→ **What to do**
Your task is to copy every record exactly.

Figure record listings
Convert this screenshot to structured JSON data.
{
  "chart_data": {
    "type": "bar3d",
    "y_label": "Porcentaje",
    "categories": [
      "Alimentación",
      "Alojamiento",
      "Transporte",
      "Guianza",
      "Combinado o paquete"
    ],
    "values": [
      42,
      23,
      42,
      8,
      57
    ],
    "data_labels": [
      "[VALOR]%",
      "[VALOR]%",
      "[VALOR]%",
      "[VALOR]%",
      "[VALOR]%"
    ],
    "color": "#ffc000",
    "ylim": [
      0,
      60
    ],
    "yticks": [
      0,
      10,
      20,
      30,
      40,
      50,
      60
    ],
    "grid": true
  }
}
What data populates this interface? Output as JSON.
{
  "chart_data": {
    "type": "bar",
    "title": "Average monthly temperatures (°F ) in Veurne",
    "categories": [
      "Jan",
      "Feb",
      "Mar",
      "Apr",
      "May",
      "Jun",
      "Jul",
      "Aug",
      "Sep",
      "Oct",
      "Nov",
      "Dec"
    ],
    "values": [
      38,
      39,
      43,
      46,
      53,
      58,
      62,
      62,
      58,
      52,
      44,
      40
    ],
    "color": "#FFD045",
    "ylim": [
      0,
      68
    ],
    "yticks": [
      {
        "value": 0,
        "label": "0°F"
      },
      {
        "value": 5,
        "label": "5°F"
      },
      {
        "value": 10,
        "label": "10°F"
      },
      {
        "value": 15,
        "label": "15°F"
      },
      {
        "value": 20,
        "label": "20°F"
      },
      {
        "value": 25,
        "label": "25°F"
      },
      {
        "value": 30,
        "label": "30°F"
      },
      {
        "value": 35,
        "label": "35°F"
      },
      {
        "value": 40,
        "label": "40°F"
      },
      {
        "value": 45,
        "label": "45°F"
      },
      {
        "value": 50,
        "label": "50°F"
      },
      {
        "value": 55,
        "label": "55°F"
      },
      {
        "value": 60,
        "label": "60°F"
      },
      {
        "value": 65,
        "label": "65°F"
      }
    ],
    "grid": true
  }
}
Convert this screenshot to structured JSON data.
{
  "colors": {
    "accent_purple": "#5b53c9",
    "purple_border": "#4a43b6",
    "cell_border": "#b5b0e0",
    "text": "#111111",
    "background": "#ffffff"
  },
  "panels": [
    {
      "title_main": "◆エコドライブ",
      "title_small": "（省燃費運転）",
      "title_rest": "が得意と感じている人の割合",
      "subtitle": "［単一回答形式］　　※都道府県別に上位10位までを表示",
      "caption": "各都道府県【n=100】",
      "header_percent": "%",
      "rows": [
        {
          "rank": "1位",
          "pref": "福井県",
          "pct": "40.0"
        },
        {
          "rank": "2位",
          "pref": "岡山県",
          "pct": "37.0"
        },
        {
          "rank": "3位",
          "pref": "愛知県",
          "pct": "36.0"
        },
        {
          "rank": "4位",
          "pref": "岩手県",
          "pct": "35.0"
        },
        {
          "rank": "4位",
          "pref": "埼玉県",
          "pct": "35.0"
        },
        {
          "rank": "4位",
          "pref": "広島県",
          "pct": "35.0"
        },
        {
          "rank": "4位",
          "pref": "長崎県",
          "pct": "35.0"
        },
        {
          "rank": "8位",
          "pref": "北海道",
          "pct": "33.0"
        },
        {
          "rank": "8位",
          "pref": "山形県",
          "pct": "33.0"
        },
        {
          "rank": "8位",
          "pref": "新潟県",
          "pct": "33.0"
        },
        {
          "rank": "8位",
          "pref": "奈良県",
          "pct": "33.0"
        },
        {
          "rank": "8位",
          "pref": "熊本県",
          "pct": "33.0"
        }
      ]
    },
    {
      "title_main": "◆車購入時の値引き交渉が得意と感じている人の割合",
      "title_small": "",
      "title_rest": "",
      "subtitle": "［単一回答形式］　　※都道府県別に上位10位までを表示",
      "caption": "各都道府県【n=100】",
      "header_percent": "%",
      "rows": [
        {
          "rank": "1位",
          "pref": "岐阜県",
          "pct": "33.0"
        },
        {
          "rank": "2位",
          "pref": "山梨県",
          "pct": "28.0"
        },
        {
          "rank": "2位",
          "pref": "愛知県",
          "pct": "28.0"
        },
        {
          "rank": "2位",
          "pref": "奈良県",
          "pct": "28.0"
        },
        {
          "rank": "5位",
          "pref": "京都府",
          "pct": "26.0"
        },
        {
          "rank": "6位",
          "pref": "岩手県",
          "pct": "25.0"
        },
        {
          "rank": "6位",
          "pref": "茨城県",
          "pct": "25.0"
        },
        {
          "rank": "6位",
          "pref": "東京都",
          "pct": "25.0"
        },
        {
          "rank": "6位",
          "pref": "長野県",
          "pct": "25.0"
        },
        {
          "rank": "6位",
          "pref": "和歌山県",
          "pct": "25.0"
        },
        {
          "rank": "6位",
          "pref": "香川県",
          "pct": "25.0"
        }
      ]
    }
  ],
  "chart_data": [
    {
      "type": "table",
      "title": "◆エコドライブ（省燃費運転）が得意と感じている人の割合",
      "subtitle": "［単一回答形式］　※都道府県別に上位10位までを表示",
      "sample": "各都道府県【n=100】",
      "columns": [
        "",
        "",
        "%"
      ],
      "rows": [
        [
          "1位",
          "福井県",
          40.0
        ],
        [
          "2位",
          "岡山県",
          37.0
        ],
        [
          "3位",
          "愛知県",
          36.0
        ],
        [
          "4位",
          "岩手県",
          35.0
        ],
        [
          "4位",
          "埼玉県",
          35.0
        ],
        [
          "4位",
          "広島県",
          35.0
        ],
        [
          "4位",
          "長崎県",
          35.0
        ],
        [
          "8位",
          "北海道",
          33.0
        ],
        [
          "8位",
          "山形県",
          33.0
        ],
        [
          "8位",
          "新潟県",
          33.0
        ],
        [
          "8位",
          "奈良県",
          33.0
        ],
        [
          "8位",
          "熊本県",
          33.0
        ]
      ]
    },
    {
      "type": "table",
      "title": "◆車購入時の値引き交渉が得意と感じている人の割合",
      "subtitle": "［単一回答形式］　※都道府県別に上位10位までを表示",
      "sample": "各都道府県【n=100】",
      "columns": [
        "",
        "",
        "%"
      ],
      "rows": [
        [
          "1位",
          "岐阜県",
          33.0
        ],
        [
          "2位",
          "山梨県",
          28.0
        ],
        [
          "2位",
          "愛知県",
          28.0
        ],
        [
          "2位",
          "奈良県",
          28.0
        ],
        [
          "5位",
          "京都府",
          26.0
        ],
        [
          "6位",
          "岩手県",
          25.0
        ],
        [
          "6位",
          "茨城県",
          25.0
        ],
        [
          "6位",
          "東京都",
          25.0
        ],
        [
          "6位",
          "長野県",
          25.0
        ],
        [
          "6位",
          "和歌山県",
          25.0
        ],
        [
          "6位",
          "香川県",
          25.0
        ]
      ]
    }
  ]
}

→ **Finished task**
Convert this screenshot to structured JSON data.
{
  "chart_data": {
    "type": "bar3d",
    "y_label": "Porcentaje",
    "categories": [
      "Alimentación",
      "Alojamiento",
      "Transporte",
      "Guianza",
      "Combinado o paquete"
    ],
    "values": [
      42,
      23,
      42,
      8,
      57
    ],
    "data_labels": [
      "[VALOR]%",
      "[VALOR]%",
      "[VALOR]%",
      "[VALOR]%",
      "[VALOR]%"
    ],
    "color": "#ffc000",
    "ylim": [
      0,
      60
    ],
    "yticks": [
      0,
      10,
      20,
      30,
      40,
      50,
      60
    ],
    "grid": true
  }
}
What data populates this interface? Output as JSON.
{
  "chart_data": {
    "type": "bar",
    "title": "Average monthly temperatures (°F ) in Veurne",
    "categories": [
      "Jan",
      "Feb",
      "Mar",
      "Apr",
      "May",
      "Jun",
      "Jul",
      "Aug",
      "Sep",
      "Oct",
      "Nov",
      "Dec"
    ],
    "values": [
      38,
      39,
      43,
      46,
      53,
      58,
      62,
      62,
      58,
      52,
      44,
      40
    ],
    "color": "#FFD045",
    "ylim": [
      0,
      68
    ],
    "yticks": [
      {
        "value": 0,
        "label": "0°F"
      },
      {
        "value": 5,
        "label": "5°F"
      },
      {
        "value": 10,
        "label": "10°F"
      },
      {
        "value": 15,
        "label": "15°F"
      },
      {
        "value": 20,
        "label": "20°F"
      },
      {
        "value": 25,
        "label": "25°F"
      },
      {
        "value": 30,
        "label": "30°F"
      },
      {
        "value": 35,
        "label": "35°F"
      },
      {
        "value": 40,
        "label": "40°F"
      },
      {
        "value": 45,
        "label": "45°F"
      },
      {
        "value": 50,
        "label": "50°F"
      },
      {
        "value": 55,
        "label": "55°F"
      },
      {
        "value": 60,
        "label": "60°F"
      },
      {
        "value": 65,
        "label": "65°F"
      }
    ],
    "grid": true
  }
}
Convert this screenshot to structured JSON data.
{
  "colors": {
    "accent_purple": "#5b53c9",
    "purple_border": "#4a43b6",
    "cell_border": "#b5b0e0",
    "text": "#111111",
    "background": "#ffffff"
  },
  "panels": [
    {
      "title_main": "◆エコドライブ",
      "title_small": "（省燃費運転）",
      "title_rest": "が得意と感じている人の割合",
      "subtitle": "［単一回答形式］　　※都道府県別に上位10位までを表示",
      "caption": "各都道府県【n=100】",
      "header_percent": "%",
      "rows": [
        {
          "rank": "1位",
          "pref": "福井県",
          "pct": "40.0"
        },
        {
          "rank": "2位",
          "pref": "岡山県",
          "pct": "37.0"
        },
        {
          "rank": "3位",
          "pref": "愛知県",
          "pct": "36.0"
        },
        {
          "rank": "4位",
          "pref": "岩手県",
          "pct": "35.0"
        },
        {
          "rank": "4位",
          "pref": "埼玉県",
          "pct": "35.0"
        },
        {
          "rank": "4位",
          "pref": "広島県",
          "pct": "35.0"
        },
        {
          "rank": "4位",
          "pref": "長崎県",
          "pct": "35.0"
        },
        {
          "rank": "8位",
          "pref": "北海道",
          "pct": "33.0"
        },
        {
          "rank": "8位",
          "pref": "山形県",
          "pct": "33.0"
        },
        {
          "rank": "8位",
          "pref": "新潟県",
          "pct": "33.0"
        },
        {
          "rank": "8位",
          "pref": "奈良県",
          "pct": "33.0"
        },
        {
          "rank": "8位",
          "pref": "熊本県",
          "pct": "33.0"
        }
      ]
    },
    {
      "title_main": "◆車購入時の値引き交渉が得意と感じている人の割合",
      "title_small": "",
      "title_rest": "",
      "subtitle": "［単一回答形式］　　※都道府県別に上位10位までを表示",
      "caption": "各都道府県【n=100】",
      "header_percent": "%",
      "rows": [
        {
          "rank": "1位",
          "pref": "岐阜県",
          "pct": "33.0"
        },
        {
          "rank": "2位",
          "pref": "山梨県",
          "pct": "28.0"
        },
        {
          "rank": "2位",
          "pref": "愛知県",
          "pct": "28.0"
        },
        {
          "rank": "2位",
          "pref": "奈良県",
          "pct": "28.0"
        },
        {
          "rank": "5位",
          "pref": "京都府",
          "pct": "26.0"
        },
        {
          "rank": "6位",
          "pref": "岩手県",
          "pct": "25.0"
        },
        {
          "rank": "6位",
          "pref": "茨城県",
          "pct": "25.0"
        },
        {
          "rank": "6位",
          "pref": "東京都",
          "pct": "25.0"
        },
        {
          "rank": "6位",
          "pref": "長野県",
          "pct": "25.0"
        },
        {
          "rank": "6位",
          "pref": "和歌山県",
          "pct": "25.0"
        },
        {
          "rank": "6位",
          "pref": "香川県",
          "pct": "25.0"
        }
      ]
    }
  ],
  "chart_data": [
    {
      "type": "table",
      "title": "◆エコドライブ（省燃費運転）が得意と感じている人の割合",
      "subtitle": "［単一回答形式］　※都道府県別に上位10位までを表示",
      "sample": "各都道府県【n=100】",
      "columns": [
        "",
        "",
        "%"
      ],
      "rows": [
        [
          "1位",
          "福井県",
          40.0
        ],
        [
          "2位",
          "岡山県",
          37.0
        ],
        [
          "3位",
          "愛知県",
          36.0
        ],
        [
          "4位",
          "岩手県",
          35.0
        ],
        [
          "4位",
          "埼玉県",
          35.0
        ],
        [
          "4位",
          "広島県",
          35.0
        ],
        [
          "4位",
          "長崎県",
          35.0
        ],
        [
          "8位",
          "北海道",
          33.0
        ],
        [
          "8位",
          "山形県",
          33.0
        ],
        [
          "8位",
          "新潟県",
          33.0
        ],
        [
          "8位",
          "奈良県",
          33.0
        ],
        [
          "8位",
          "熊本県",
          33.0
        ]
      ]
    },
    {
      "type": "table",
      "title": "◆車購入時の値引き交渉が得意と感じている人の割合",
      "subtitle": "［単一回答形式］　※都道府県別に上位10位までを表示",
      "sample": "各都道府県【n=100】",
      "columns": [
        "",
        "",
        "%"
      ],
      "rows": [
        [
          "1位",
          "岐阜県",
          33.0
        ],
        [
          "2位",
          "山梨県",
          28.0
        ],
        [
          "2位",
          "愛知県",
          28.0
        ],
        [
          "2位",
          "奈良県",
          28.0
        ],
        [
          "5位",
          "京都府",
          26.0
        ],
        [
          "6位",
          "岩手県",
          25.0
        ],
        [
          "6位",
          "茨城県",
          25.0
        ],
        [
          "6位",
          "東京都",
          25.0
        ],
        [
          "6位",
          "長野県",
          25.0
        ],
        [
          "6位",
          "和歌山県",
          25.0
        ],
        [
          "6位",
          "香川県",
          25.0
        ]
      ]
    }
  ]
}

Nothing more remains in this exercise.